Try it:
Extract each line from the entries below that has the string "this" in it.

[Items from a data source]
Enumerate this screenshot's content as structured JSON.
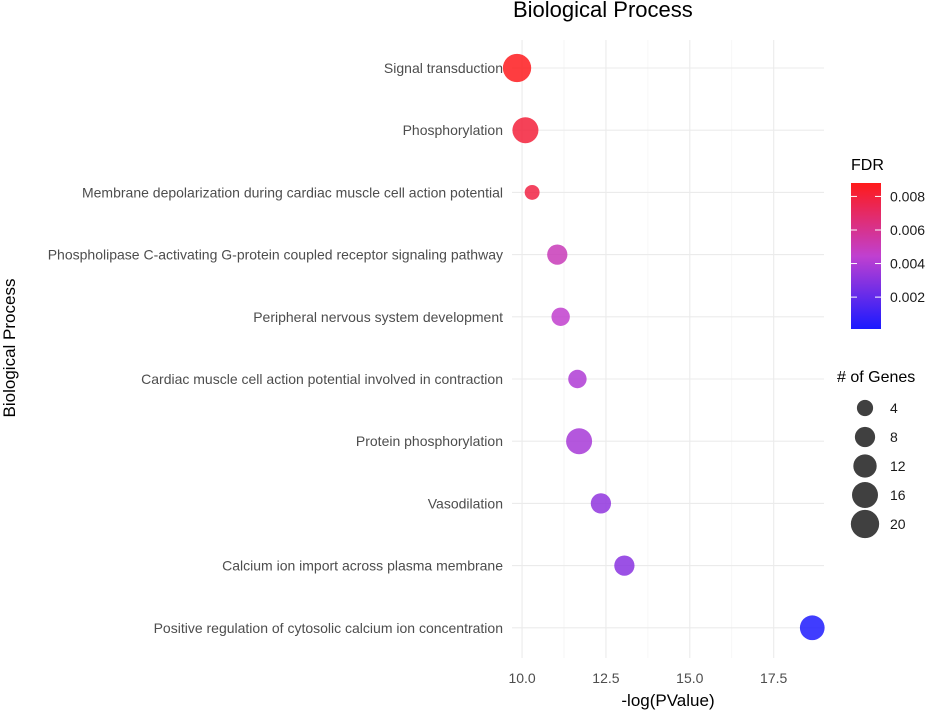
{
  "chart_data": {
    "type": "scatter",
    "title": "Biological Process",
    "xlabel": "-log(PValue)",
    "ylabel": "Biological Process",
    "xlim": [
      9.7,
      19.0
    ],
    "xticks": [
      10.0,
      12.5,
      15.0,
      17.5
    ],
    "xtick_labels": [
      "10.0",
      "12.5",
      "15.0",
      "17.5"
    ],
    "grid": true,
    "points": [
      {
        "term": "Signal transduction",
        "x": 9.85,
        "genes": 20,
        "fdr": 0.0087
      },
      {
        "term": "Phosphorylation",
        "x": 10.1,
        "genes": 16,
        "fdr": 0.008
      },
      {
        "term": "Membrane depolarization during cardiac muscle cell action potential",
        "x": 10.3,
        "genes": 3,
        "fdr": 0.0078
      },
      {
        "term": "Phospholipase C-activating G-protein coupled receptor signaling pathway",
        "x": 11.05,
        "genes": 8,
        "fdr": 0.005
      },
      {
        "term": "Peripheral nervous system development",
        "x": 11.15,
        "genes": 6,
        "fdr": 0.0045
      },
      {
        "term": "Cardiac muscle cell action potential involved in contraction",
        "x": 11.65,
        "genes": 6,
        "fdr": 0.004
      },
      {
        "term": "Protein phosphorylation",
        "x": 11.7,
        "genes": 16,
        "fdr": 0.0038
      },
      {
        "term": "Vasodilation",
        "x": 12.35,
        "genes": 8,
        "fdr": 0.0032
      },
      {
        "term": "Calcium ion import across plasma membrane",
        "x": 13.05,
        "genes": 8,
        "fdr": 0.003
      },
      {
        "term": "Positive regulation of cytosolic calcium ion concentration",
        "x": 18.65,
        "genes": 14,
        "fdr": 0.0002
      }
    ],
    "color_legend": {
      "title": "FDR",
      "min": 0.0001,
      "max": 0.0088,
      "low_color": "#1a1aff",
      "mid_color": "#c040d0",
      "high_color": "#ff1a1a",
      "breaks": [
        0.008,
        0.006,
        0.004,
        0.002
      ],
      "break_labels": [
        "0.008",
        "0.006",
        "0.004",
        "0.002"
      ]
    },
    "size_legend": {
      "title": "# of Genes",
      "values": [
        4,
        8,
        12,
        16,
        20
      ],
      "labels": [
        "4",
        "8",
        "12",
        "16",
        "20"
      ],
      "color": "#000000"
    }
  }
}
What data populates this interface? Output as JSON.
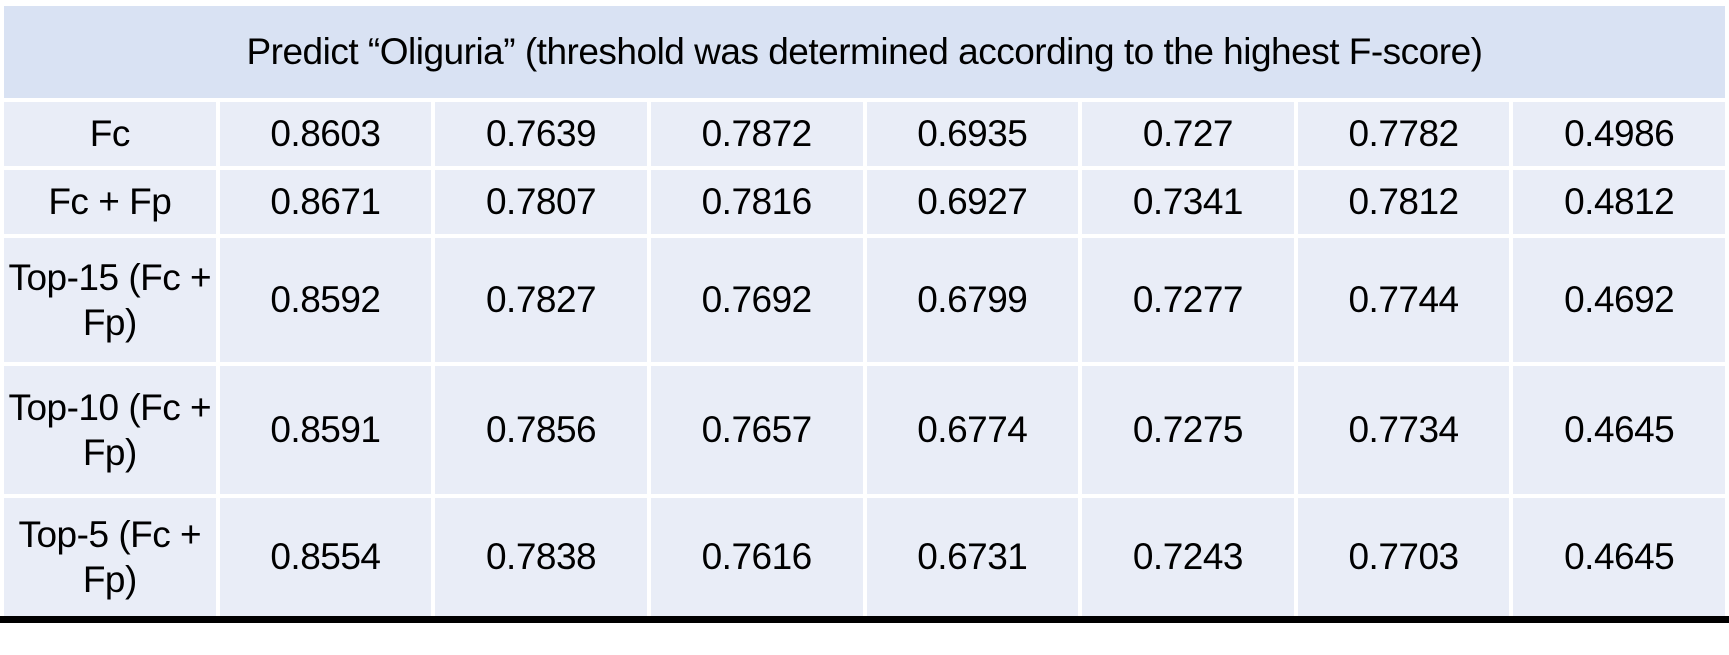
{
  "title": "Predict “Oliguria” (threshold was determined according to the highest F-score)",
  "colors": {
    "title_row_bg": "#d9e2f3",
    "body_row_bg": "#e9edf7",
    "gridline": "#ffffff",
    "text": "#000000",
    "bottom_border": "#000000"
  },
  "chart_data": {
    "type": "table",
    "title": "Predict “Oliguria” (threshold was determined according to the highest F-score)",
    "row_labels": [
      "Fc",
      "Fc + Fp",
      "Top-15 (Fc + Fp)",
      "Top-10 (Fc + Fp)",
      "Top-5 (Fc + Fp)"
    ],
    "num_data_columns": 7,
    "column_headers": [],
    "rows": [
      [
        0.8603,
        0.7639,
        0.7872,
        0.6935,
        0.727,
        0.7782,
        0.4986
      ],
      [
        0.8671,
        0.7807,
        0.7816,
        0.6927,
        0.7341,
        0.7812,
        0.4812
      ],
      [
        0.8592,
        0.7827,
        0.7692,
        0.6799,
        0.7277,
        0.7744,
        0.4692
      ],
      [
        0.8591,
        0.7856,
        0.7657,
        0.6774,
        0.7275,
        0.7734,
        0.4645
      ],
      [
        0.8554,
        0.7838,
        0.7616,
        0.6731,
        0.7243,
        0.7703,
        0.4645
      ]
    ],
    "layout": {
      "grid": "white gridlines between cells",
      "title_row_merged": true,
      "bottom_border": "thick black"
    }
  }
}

Your response:
Enumerate this screenshot's content as structured JSON.
What data populates this interface? Output as JSON.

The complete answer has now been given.